> _REQUEST_
How does the post on crawl starvation define starvation for Enterprise Search?

Creating crawl schedules and starvation - How to detect it and minimize it.

Article
05/09/2008

Hello again, Dan Blood here. For this post I want to discuss starvation as it relates to the Search crawler. One of the more difficult tasks that the Search admin is going to face is figuring out how to build out the myriad of crawl schedules needed to keep your content freshly indexed. When you are building out these schedules you will want to keep a close eye on the system using the monitoring information below and slowly add new schedules to minimize starving the crawl of resources while maxing out the utilization of the crawler. Starvation for Enterprise Search is defined as the crawlers inability to allocate another thread to retrieve the next document in the queue of work. Taken broadly this can be caused by resource (I/O) contention on the SQL machine, too many hosts concurrently participating in the crawl, "hungry" hosts that do not quickly relinquish a thread and finally back-ups (since crawls are paused during this time).

To make this conversation a little more tractable I need to define what I mean by a "hungry" host. Hungry hosts are defined as hosts that lock up resources on the crawling side in one or more of the following circumstances:

Slow hosts: This is the obvious case where a host being crawled does not have the capacity to service all of the requests that the crawler is sending to it. Sending more concurrent requests to this server can cause it to slow down even further.
Hosts requiring extra work for incremental crawls: The primary example of this is SharePoint 2003. This store tends to have a high rate of security changes and the crawler processes the entire document when a security change is detected. Basic HTTP crawls are partially in this bucket since each document requires a round trip to the server, but the modified date is checked prior to downloading the entire document.
Hosts and content that is rich in properties: You will see this more commonly with the following content store types: BDC, People Import and People crawls, but any store can exhibit this trait. BDC, People Import and People crawls by default have an large number of properties per document which causes the SQL machine to do more work than average.

The most efficient type of crawls are:

SharePoint 2007: These content stores store a log of changes that have been made allowing the crawler to be very selective what content to download for incremental crawls.
File Shares: Detecting if a document has been changed still requires a round-trip but the check can be done at folder levels allowing an entire folder hierarchy to be skipped if nothing lower in the hierarchy has changed.
Exchange Public Folders: These crawls behave just like File Share crawls.

Using the above as a guideline when you start building out your content sources and crawl schedules you should use the following guidelines:

1. Minimize the number of content sources that you have. Grouping hosts of the same repository type and similar size into individual content sources. The intent here is to reduce the overall count of crawls that your system will have.

2. Crawl your large SharePoint 2007 data stores first and do so until you reach steady state.

> _PROVIDED MATERIAL_
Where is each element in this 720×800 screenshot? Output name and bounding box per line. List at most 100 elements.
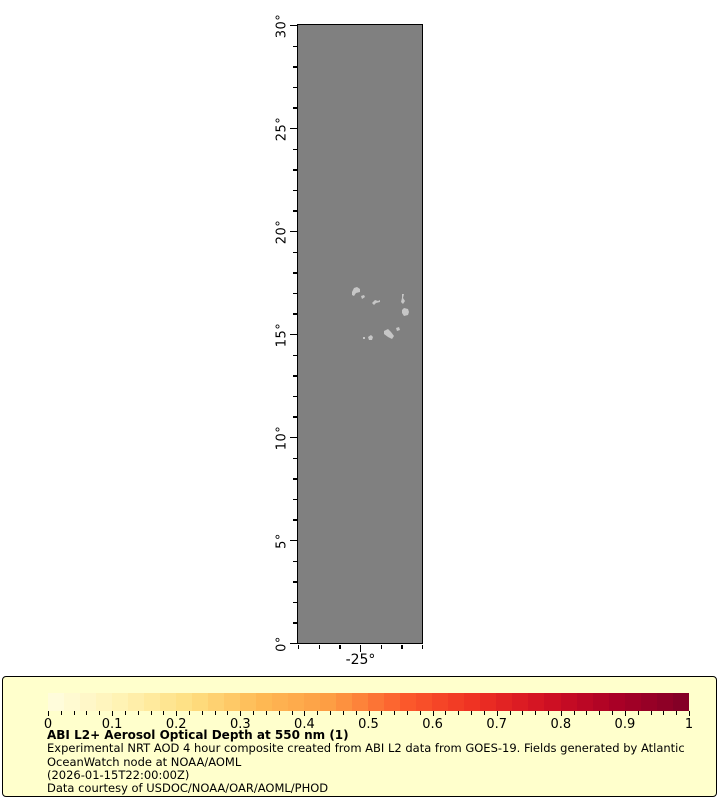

> _ANSWER BELOW_
It is the crawler's inability to allocate another thread to retrieve the next document in the queue of work.